Depreciation and amortisation
Companies may deduct depreciation of tangible fixed assets and amortisation of intangible fixed assets that are used in the production of income. Depreciation is generally computed on a straight-line basis although any other generally accepted method for accounting purposes is also accepted. Depreciation is not allowed on real estate used as rental property. Depreciation on the stepped-up portion of assets revalued by any method other than the inflation adjustments (see the Income determination section) is not permitted. In principle, useful lives of assets shall be consistent with the parameters used in accordance with accounting principles. Although domestic standards provide that tables with depreciation and amortisation rates to be applied by taxpayers may be provided via the Income Tax Rules, such a table has not been provided to date.
Deduction of the amortisation of goodwill is allowed for income tax purposes. Deduction of the cost basis for purposes of calculating the capital gain on the sale is also allowed for income tax purposes.
Organisational and pre-operating expenses
Domestic income tax regulations do not provide for specific guidance as to the treatment of organisational and pre-operating expenses. The accepted practice is to follow GAAP.
Interest paid on a loan, the principal of which is invested to generate income, is deductible.
Losses arising from bad debts are deductible, provided:
- the loan concerned was granted as part of the taxpayer’s business
- the amount of the debt was previously included in the taxpayer’s gross revenue (except in the case of loans granted by financial institutions or by employers to their employees), and
- either the debtor and the debtor’s guarantors are insolvent or the amount of the loan does not justify collection expenses.

• _Record extracts_:
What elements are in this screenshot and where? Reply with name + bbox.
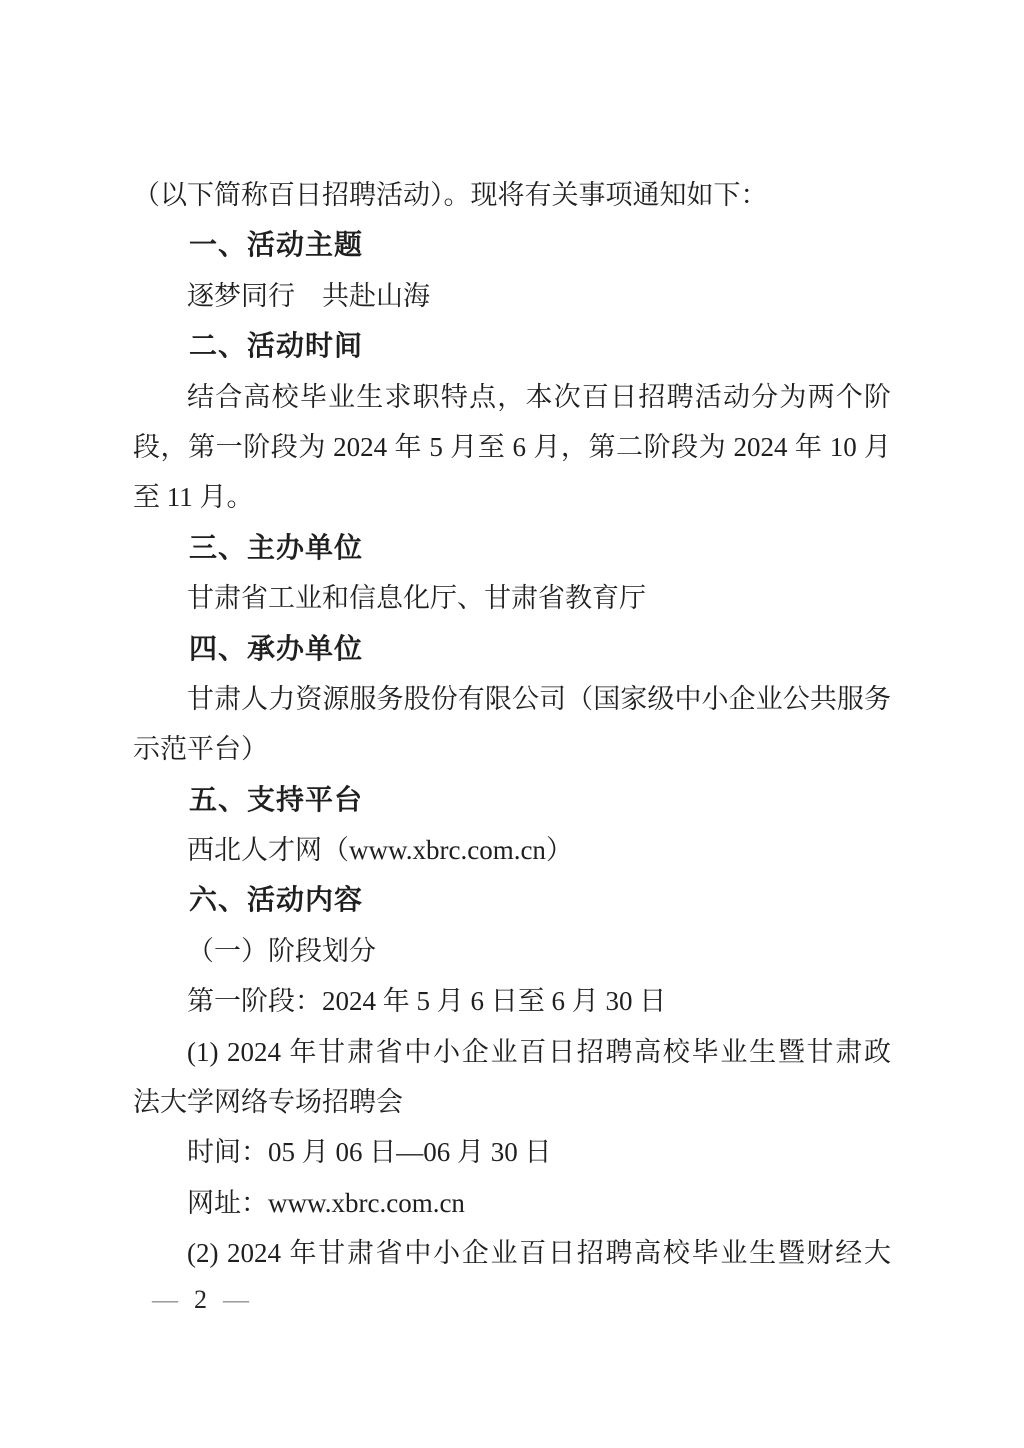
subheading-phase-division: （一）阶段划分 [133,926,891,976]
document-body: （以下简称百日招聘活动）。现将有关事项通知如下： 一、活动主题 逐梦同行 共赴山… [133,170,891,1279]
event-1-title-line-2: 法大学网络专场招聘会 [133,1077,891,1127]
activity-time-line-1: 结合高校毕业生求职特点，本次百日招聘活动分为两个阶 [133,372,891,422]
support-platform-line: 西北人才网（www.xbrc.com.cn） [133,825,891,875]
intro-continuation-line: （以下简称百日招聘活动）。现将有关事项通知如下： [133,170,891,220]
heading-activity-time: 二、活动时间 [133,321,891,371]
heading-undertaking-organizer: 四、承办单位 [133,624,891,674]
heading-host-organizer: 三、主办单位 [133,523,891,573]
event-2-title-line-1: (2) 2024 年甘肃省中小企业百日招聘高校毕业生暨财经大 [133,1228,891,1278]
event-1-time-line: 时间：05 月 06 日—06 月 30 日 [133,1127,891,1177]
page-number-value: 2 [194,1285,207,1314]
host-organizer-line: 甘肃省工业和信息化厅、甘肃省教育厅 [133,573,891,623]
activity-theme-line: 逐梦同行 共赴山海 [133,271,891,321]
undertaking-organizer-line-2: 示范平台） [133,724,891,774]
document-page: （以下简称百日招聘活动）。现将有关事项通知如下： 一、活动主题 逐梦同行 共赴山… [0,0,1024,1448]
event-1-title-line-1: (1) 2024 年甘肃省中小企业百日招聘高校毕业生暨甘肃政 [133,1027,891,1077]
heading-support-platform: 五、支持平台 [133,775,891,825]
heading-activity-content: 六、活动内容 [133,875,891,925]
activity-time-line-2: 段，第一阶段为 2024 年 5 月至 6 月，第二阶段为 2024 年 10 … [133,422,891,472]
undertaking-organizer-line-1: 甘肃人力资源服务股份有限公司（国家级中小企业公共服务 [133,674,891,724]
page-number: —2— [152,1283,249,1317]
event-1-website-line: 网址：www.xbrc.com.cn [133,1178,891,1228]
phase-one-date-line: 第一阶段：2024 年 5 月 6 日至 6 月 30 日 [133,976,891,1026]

• _Written problem_: Pick up the text on corporate tax deductions after its final sentence and continue it in the same formal register.

• _Task output_:
Deductions for allowable charitable contributions are limited to 10% of taxable income (before deducting contributions) when taxable income does not exceed TU 10,000. When taxable income exceeds TU 10,000, charitable contributions are limited to 8% of taxable income. For oil extraction companies, the deduction is limited to 1% of the pre-contribution tax amount.
Fines and penalties
Income tax regulations do not expressly provide for the treatment of fines and penalties; however, such expenses are not deductible as they do not meet the normality and necessity requirements.
Municipal, state, and local taxes are deductible in determining taxable income. Corporate taxes are not deductible.
Other significant items
Payments required by the labour law, such as profit sharing (generally between 15 days and four months' salary) and severance indemnity accruals, are also deductible. In cases of unjustified dismissals, double severance indemnities must be paid. However, accruals for such additional indemnities are generally not deductible until paid.
Corporate tax deduction of employees' compensation and professional fees is subject to compliance with the taxpayer's obligations as employer as provided for in the Law, which entail, among others, withholding obligations.
Net operating losses
Losses may be carried forward for three years. During the three-year term, the amount of losses available to carry forward cannot exceed 25% of the tax period’s taxable income. Carryforward losses derived from the inflation adjustment have been eliminated. Losses may not be carried back. Foreign losses may be offset only against foreign profits.
Payments to foreign affiliates
A Venezuelan corporation may claim a deduction for royalties and technical assistance and for technical service fees paid to foreign affiliates, subject to the following conditions:
- Income tax payable by the recipient is withheld at the source.
- Transfer pricing requirements are met.
- In the case of technical assistance and technological services fees, the expenses may be deducted if such services cannot be otherwise provided in Venezuela.
Foreign companies domiciled in Venezuela are allowed to deduct royalties paid to parent companies or foreign affiliates (see the Withholding taxes section for more information). Branches of foreign companies, however, may not deduct such payments to head offices or related parties.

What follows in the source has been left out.